» **Stated task**: Retype each of the following rows exactly, changing nothing.

* * *

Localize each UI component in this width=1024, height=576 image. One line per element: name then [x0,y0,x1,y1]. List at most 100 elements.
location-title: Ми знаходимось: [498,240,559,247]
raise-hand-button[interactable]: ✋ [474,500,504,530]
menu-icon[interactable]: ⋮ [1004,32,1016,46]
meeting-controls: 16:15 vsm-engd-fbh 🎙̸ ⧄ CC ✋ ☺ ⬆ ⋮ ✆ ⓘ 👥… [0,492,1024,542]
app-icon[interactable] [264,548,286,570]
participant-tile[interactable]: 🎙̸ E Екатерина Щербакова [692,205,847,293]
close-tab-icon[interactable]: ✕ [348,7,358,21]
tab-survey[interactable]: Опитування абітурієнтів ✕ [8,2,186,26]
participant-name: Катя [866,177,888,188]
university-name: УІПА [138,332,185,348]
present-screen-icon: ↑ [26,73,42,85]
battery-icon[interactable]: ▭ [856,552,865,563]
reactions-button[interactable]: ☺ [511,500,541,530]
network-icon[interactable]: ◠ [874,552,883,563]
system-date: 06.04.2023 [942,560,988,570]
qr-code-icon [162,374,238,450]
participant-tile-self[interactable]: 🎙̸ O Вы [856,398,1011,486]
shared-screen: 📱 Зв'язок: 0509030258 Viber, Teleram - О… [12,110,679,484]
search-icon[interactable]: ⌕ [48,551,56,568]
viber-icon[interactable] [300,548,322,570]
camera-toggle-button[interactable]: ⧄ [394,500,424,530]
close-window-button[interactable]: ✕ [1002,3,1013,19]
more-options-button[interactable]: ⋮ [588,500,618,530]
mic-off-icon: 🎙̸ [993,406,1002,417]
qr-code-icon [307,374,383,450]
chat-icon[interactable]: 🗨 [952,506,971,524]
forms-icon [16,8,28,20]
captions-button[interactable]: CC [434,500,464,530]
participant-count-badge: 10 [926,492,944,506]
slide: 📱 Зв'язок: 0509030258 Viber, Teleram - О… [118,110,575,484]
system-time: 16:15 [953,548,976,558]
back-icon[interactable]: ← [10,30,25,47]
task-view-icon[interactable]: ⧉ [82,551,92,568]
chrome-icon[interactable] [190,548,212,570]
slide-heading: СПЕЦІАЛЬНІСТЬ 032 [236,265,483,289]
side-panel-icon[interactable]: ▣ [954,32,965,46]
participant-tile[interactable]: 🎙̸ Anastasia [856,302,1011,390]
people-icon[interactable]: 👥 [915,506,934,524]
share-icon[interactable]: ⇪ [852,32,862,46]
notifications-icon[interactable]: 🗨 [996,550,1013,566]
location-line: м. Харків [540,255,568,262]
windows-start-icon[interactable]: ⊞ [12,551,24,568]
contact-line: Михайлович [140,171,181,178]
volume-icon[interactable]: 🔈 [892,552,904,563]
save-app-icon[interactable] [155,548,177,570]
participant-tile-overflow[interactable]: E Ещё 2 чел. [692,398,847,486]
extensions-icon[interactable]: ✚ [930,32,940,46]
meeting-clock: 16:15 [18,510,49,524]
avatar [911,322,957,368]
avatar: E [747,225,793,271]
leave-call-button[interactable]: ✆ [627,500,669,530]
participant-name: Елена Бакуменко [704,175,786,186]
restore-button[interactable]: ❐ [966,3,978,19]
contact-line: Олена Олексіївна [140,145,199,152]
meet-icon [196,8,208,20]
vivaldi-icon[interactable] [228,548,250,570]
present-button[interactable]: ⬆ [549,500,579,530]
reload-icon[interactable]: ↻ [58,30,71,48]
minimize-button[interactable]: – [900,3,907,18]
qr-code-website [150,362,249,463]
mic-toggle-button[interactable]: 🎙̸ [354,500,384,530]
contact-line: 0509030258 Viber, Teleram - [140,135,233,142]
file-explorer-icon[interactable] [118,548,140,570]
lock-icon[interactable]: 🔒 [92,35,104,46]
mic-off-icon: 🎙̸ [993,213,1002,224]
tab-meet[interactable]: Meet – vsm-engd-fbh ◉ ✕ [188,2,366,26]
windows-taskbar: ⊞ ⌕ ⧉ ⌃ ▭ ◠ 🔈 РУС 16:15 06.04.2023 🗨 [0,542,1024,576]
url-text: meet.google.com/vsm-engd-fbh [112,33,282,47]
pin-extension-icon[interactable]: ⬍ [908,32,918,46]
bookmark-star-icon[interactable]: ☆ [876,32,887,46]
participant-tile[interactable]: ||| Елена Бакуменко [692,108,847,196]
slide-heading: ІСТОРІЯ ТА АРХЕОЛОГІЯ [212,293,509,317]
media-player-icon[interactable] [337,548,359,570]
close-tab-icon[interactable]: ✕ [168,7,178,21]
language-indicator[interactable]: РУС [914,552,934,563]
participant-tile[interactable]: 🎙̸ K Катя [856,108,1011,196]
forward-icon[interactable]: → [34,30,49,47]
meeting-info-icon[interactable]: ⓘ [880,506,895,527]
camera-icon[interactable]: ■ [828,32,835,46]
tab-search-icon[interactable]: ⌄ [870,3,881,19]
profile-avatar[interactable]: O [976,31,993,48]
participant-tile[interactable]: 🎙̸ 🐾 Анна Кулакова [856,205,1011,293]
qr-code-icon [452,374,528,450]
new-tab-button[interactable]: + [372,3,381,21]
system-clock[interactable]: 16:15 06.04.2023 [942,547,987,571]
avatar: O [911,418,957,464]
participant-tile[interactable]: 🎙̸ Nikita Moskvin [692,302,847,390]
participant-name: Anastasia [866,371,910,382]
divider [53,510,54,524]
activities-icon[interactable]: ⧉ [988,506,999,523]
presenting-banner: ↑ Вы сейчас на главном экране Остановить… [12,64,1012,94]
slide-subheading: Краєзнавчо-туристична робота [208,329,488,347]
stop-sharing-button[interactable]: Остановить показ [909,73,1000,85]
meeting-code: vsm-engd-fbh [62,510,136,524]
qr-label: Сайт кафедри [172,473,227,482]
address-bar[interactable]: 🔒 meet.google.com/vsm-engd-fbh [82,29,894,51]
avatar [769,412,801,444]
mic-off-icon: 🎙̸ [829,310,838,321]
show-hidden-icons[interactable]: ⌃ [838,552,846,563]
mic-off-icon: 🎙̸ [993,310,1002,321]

* * *

» **Final result**:
Localize each UI component in this width=1024, height=576 image. One line per element: name then [x0,y0,x1,y1]. List at most 100 elements.
location-title: Ми знаходимось: [498,240,559,247]
raise-hand-button[interactable]: ✋ [474,500,504,530]
menu-icon[interactable]: ⋮ [1004,32,1016,46]
meeting-controls: 16:15 vsm-engd-fbh 🎙̸ ⧄ CC ✋ ☺ ⬆ ⋮ ✆ ⓘ 👥… [0,492,1024,542]
app-icon[interactable] [264,548,286,570]
participant-tile[interactable]: 🎙̸ E Екатерина Щербакова [692,205,847,293]
close-tab-icon[interactable]: ✕ [348,7,358,21]
tab-survey[interactable]: Опитування абітурієнтів ✕ [8,2,186,26]
participant-name: Катя [866,177,888,188]
university-name: УІПА [138,332,185,348]
present-screen-icon: ↑ [26,73,42,85]
battery-icon[interactable]: ▭ [856,552,865,563]
reactions-button[interactable]: ☺ [511,500,541,530]
network-icon[interactable]: ◠ [874,552,883,563]
system-date: 06.04.2023 [942,560,988,570]
qr-code-icon [162,374,238,450]
participant-tile-self[interactable]: 🎙̸ O Вы [856,398,1011,486]
shared-screen: 📱 Зв'язок: 0509030258 Viber, Teleram - О… [12,110,679,484]
search-icon[interactable]: ⌕ [48,551,56,568]
viber-icon[interactable] [300,548,322,570]
camera-toggle-button[interactable]: ⧄ [394,500,424,530]
close-window-button[interactable]: ✕ [1002,3,1013,19]
more-options-button[interactable]: ⋮ [588,500,618,530]
mic-off-icon: 🎙̸ [993,406,1002,417]
qr-code-icon [307,374,383,450]
chat-icon[interactable]: 🗨 [952,506,971,524]
forms-icon [16,8,28,20]
captions-button[interactable]: CC [434,500,464,530]
participant-count-badge: 10 [926,492,944,506]
slide: 📱 Зв'язок: 0509030258 Viber, Teleram - О… [118,110,575,484]
system-time: 16:15 [953,548,976,558]
back-icon[interactable]: ← [10,30,25,47]
task-view-icon[interactable]: ⧉ [82,551,92,568]
chrome-icon[interactable] [190,548,212,570]
slide-heading: СПЕЦІАЛЬНІСТЬ 032 [236,265,483,289]
side-panel-icon[interactable]: ▣ [954,32,965,46]
participant-tile[interactable]: 🎙̸ Anastasia [856,302,1011,390]
people-icon[interactable]: 👥 [915,506,934,524]
share-icon[interactable]: ⇪ [852,32,862,46]
notifications-icon[interactable]: 🗨 [996,550,1013,566]
location-line: м. Харків [540,255,568,262]
windows-start-icon[interactable]: ⊞ [12,551,24,568]
contact-line: Михайлович [140,171,181,178]
volume-icon[interactable]: 🔈 [892,552,904,563]
save-app-icon[interactable] [155,548,177,570]
participant-tile-overflow[interactable]: E Ещё 2 чел. [692,398,847,486]
extensions-icon[interactable]: ✚ [930,32,940,46]
meeting-clock: 16:15 [18,510,49,524]
avatar [911,322,957,368]
avatar: E [747,225,793,271]
leave-call-button[interactable]: ✆ [627,500,669,530]
participant-name: Елена Бакуменко [704,175,786,186]
restore-button[interactable]: ❐ [966,3,978,19]
contact-line: Олена Олексіївна [140,145,199,152]
meet-icon [196,8,208,20]
vivaldi-icon[interactable] [228,548,250,570]
present-button[interactable]: ⬆ [549,500,579,530]
reload-icon[interactable]: ↻ [58,30,71,48]
minimize-button[interactable]: – [900,3,907,18]
qr-code-website [150,362,249,463]
mic-toggle-button[interactable]: 🎙̸ [354,500,384,530]
contact-line: 0509030258 Viber, Teleram - [140,135,233,142]
file-explorer-icon[interactable] [118,548,140,570]
lock-icon[interactable]: 🔒 [92,35,104,46]
mic-off-icon: 🎙̸ [993,213,1002,224]
tab-meet[interactable]: Meet – vsm-engd-fbh ◉ ✕ [188,2,366,26]
windows-taskbar: ⊞ ⌕ ⧉ ⌃ ▭ ◠ 🔈 РУС 16:15 06.04.2023 🗨 [0,542,1024,576]
url-text: meet.google.com/vsm-engd-fbh [112,33,282,47]
pin-extension-icon[interactable]: ⬍ [908,32,918,46]
bookmark-star-icon[interactable]: ☆ [876,32,887,46]
participant-tile[interactable]: ||| Елена Бакуменко [692,108,847,196]
slide-heading: ІСТОРІЯ ТА АРХЕОЛОГІЯ [212,293,509,317]
media-player-icon[interactable] [337,548,359,570]
close-tab-icon[interactable]: ✕ [168,7,178,21]
language-indicator[interactable]: РУС [914,552,934,563]
participant-tile[interactable]: 🎙̸ K Катя [856,108,1011,196]
forward-icon[interactable]: → [34,30,49,47]
meeting-info-icon[interactable]: ⓘ [880,506,895,527]
camera-icon[interactable]: ■ [828,32,835,46]
tab-search-icon[interactable]: ⌄ [870,3,881,19]
profile-avatar[interactable]: O [976,31,993,48]
participant-tile[interactable]: 🎙̸ 🐾 Анна Кулакова [856,205,1011,293]
qr-code-icon [452,374,528,450]
new-tab-button[interactable]: + [372,3,381,21]
system-clock[interactable]: 16:15 06.04.2023 [942,547,987,571]
avatar: O [911,418,957,464]
participant-tile[interactable]: 🎙̸ Nikita Moskvin [692,302,847,390]
participant-name: Anastasia [866,371,910,382]
divider [53,510,54,524]
activities-icon[interactable]: ⧉ [988,506,999,523]
presenting-banner: ↑ Вы сейчас на главном экране Остановить… [12,64,1012,94]
slide-subheading: Краєзнавчо-туристична робота [208,329,488,347]
stop-sharing-button[interactable]: Остановить показ [909,73,1000,85]
meeting-code: vsm-engd-fbh [62,510,136,524]
qr-label: Сайт кафедри [172,473,227,482]
address-bar[interactable]: 🔒 meet.google.com/vsm-engd-fbh [82,29,894,51]
avatar [769,412,801,444]
mic-off-icon: 🎙̸ [829,310,838,321]
show-hidden-icons[interactable]: ⌃ [838,552,846,563]
mic-off-icon: 🎙̸ [993,310,1002,321]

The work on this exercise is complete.